Extracted data entries
□ □ □ □
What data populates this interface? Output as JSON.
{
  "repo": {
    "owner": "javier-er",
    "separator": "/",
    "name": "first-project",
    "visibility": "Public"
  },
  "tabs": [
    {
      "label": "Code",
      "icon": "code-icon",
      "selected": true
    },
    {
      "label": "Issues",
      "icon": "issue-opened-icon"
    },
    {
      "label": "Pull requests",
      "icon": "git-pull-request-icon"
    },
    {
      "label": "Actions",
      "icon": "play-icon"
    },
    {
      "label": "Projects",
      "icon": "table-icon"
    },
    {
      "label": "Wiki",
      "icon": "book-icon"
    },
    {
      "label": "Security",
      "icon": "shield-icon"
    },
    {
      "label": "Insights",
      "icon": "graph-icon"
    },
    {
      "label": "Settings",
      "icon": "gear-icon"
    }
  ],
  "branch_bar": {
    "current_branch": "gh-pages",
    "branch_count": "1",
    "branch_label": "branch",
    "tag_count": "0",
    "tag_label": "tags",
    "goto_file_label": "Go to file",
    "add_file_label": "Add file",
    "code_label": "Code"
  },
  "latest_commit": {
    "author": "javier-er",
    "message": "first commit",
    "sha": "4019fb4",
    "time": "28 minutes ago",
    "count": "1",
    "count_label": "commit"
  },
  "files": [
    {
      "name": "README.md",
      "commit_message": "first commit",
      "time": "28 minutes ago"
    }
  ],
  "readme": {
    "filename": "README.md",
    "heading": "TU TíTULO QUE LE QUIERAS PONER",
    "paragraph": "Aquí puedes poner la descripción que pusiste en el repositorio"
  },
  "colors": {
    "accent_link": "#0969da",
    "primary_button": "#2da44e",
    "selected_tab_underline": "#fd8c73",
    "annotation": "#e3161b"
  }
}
□ □ □ □
> TASK OBJECTIVE
Of all the lines above, how many contain the word "first"? Answer with only the number.

> PROBLEM SOLUTION
3